◆ Written problem
List, from the lines below, each one with "ancient" in it.
_ _ _
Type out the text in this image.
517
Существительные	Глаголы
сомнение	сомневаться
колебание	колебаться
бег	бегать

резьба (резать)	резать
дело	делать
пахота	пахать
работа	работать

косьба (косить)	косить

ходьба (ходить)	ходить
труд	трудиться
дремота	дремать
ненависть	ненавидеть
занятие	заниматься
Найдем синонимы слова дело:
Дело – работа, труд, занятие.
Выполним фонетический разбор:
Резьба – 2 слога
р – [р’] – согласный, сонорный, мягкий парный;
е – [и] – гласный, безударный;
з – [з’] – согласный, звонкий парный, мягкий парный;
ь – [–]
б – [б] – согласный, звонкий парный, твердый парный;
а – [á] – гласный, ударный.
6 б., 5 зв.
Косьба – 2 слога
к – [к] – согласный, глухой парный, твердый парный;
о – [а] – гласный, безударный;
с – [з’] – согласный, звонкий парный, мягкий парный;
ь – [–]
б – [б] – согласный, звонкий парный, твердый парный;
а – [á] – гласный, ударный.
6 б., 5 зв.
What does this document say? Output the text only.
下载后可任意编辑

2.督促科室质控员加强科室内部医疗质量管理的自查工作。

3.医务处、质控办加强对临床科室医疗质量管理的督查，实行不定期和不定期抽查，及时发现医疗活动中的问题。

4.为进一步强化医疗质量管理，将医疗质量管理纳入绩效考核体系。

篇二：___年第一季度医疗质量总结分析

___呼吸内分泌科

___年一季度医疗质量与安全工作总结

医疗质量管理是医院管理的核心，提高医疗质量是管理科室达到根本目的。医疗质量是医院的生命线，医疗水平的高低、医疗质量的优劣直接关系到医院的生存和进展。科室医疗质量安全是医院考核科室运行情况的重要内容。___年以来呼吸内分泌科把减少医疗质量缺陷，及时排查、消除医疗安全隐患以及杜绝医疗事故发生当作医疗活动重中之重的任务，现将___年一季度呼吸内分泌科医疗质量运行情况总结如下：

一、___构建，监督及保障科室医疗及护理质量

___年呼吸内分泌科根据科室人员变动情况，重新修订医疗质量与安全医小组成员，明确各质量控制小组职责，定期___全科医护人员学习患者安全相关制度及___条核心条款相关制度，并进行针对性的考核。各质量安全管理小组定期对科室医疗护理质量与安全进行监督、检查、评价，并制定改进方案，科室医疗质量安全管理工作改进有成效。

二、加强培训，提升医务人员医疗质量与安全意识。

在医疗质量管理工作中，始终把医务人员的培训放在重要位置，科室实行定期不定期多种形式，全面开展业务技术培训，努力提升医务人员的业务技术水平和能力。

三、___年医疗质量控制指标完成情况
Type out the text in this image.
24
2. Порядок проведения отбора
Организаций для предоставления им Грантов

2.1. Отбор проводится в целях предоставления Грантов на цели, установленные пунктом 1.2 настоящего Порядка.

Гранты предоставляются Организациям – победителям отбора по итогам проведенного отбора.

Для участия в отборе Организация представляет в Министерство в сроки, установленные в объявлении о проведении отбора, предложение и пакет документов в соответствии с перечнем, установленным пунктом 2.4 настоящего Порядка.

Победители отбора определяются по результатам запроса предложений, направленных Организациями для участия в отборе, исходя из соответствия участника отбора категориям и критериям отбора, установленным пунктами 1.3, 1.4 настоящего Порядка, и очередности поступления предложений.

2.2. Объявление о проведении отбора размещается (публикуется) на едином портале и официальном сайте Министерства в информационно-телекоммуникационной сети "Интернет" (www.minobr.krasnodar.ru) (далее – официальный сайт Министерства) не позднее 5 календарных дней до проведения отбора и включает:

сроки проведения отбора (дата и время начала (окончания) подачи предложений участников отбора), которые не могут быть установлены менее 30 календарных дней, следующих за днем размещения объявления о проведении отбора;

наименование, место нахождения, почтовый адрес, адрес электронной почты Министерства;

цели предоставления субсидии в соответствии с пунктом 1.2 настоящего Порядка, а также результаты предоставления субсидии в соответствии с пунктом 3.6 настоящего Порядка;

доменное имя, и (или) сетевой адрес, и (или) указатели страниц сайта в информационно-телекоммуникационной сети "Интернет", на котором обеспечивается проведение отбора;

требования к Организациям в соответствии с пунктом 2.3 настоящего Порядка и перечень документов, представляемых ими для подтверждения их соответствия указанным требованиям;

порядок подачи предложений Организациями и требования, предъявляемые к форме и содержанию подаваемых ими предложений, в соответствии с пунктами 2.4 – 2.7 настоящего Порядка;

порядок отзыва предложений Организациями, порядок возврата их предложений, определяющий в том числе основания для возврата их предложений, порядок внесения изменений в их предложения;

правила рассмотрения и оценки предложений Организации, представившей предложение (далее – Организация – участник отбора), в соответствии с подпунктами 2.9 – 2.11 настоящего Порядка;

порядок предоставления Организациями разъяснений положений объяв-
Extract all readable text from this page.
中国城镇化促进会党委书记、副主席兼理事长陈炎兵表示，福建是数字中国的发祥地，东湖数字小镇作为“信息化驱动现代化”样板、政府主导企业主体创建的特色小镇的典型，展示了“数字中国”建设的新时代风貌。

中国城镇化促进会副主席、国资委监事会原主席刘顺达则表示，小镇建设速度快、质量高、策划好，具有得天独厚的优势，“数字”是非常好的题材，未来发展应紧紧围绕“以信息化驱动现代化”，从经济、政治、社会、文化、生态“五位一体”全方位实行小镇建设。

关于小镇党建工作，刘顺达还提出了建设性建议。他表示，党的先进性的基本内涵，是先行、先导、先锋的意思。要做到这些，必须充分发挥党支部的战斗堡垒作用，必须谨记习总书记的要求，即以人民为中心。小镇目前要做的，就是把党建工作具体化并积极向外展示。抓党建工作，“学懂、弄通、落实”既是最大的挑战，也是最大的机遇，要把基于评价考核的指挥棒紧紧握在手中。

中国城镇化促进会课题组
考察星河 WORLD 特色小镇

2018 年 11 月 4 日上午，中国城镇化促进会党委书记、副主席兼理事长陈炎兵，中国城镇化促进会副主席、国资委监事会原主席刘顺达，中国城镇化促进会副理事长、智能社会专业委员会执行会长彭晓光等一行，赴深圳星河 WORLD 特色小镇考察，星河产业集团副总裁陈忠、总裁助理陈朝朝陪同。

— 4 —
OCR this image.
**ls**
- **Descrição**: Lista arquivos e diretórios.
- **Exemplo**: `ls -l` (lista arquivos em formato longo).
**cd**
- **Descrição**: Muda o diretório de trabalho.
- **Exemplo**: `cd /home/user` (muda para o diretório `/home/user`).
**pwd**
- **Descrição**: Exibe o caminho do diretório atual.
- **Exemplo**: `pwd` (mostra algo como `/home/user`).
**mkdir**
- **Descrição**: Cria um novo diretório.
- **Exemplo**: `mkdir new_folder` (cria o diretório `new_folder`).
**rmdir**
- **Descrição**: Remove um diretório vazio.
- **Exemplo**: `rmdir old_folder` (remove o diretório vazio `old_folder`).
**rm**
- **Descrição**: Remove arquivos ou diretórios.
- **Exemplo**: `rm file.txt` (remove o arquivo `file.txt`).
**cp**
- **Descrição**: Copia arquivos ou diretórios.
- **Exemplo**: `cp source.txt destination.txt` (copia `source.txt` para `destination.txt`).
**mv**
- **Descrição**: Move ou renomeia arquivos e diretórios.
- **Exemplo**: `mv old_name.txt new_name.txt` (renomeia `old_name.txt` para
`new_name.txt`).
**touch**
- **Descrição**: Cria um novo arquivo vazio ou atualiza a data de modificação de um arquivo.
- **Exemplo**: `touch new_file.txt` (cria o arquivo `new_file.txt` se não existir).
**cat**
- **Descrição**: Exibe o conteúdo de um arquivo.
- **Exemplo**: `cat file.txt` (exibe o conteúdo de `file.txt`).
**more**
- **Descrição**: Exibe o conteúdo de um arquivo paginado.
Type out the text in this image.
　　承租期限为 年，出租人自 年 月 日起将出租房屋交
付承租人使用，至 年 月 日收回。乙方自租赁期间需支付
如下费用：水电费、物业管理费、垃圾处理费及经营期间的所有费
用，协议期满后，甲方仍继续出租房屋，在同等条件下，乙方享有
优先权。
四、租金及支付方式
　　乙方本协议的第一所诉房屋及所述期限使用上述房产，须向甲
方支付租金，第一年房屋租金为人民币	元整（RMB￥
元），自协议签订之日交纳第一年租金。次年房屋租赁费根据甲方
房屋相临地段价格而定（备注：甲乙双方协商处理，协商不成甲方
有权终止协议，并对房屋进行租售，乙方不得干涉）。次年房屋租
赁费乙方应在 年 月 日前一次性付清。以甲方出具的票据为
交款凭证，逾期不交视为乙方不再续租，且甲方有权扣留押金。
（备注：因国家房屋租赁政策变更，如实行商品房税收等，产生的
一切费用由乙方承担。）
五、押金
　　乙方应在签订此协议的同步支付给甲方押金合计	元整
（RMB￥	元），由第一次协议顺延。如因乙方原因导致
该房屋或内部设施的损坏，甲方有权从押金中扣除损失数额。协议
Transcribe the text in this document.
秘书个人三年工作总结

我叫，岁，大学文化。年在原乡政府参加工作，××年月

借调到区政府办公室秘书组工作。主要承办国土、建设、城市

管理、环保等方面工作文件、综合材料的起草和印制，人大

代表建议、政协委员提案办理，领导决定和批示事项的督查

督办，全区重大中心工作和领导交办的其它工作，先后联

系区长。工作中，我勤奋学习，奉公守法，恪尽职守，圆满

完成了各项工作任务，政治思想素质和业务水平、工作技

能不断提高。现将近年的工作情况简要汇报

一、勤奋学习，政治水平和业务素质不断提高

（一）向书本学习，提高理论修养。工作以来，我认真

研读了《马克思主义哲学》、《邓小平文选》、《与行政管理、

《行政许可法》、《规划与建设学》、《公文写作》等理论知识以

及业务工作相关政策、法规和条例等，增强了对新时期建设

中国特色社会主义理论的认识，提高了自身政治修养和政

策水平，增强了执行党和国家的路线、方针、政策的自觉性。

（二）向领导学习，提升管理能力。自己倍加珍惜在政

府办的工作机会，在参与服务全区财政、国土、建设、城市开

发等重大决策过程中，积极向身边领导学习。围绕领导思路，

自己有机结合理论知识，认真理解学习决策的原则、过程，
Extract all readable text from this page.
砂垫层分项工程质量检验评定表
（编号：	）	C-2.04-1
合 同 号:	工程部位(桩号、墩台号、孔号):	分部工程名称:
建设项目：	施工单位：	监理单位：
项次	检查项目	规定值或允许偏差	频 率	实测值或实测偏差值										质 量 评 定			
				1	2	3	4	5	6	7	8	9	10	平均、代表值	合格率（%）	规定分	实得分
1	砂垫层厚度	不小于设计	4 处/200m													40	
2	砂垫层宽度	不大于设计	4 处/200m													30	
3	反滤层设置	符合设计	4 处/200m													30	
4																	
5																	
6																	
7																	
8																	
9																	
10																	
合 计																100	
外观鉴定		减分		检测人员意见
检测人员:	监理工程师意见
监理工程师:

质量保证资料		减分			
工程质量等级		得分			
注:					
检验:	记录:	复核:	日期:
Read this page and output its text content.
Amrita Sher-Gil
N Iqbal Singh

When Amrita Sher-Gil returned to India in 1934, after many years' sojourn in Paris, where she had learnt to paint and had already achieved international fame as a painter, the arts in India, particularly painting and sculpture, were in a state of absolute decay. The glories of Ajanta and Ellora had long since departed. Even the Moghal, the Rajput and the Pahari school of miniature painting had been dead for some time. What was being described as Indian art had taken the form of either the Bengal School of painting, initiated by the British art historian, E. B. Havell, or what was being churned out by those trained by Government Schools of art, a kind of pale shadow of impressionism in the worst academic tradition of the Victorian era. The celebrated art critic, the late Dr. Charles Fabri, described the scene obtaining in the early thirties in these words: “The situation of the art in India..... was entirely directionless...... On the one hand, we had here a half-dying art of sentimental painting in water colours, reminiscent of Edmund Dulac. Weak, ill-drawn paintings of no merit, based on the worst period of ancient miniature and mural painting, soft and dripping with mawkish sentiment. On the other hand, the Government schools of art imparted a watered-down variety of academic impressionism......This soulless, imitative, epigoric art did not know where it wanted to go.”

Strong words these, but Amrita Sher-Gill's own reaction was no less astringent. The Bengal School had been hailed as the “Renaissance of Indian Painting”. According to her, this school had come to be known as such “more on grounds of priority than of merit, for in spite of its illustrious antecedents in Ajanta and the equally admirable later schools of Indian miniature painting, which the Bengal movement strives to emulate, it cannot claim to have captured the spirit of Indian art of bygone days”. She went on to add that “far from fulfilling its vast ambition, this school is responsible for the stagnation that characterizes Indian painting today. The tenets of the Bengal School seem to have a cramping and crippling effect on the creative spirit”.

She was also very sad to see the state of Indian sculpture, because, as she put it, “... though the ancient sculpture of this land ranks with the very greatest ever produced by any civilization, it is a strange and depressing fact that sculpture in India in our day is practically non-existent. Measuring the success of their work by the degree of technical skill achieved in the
_ _ _
◆ Answer to the exercise
When Amrita Sher-Gil returned to India in 1934, after many years' sojourn in Paris, where she had learnt to paint and had already achieved international fame as a painter, the arts in India, particularly painting and sculpture, were in a state of absolute decay. The glories of Ajanta and Ellora had long since departed. Even the Moghal, the Rajput and the Pahari school of miniature painting had been dead for some time. What was being described as Indian art had taken the form of either the Bengal School of painting, initiated by the British art historian, E. B. Havell, or what was being churned out by those trained by Government Schools of art, a kind of pale shadow of impressionism in the worst academic tradition of the Victorian era. The celebrated art critic, the late Dr. Charles Fabri, described the scene obtaining in the early thirties in these words: “The situation of the art in India..... was entirely directionless...... On the one hand, we had here a half-dying art of sentimental painting in water colours, reminiscent of Edmund Dulac. Weak, ill-drawn paintings of no merit, based on the worst period of ancient miniature and mural painting, soft and dripping with mawkish sentiment. On the other hand, the Government schools of art imparted a watered-down variety of academic impressionism......This soulless, imitative, epigoric art did not know where it wanted to go.”
She was also very sad to see the state of Indian sculpture, because, as she put it, “... though the ancient sculpture of this land ranks with the very greatest ever produced by any civilization, it is a strange and depressing fact that sculpture in India in our day is practically non-existent. Measuring the success of their work by the degree of technical skill achieved in the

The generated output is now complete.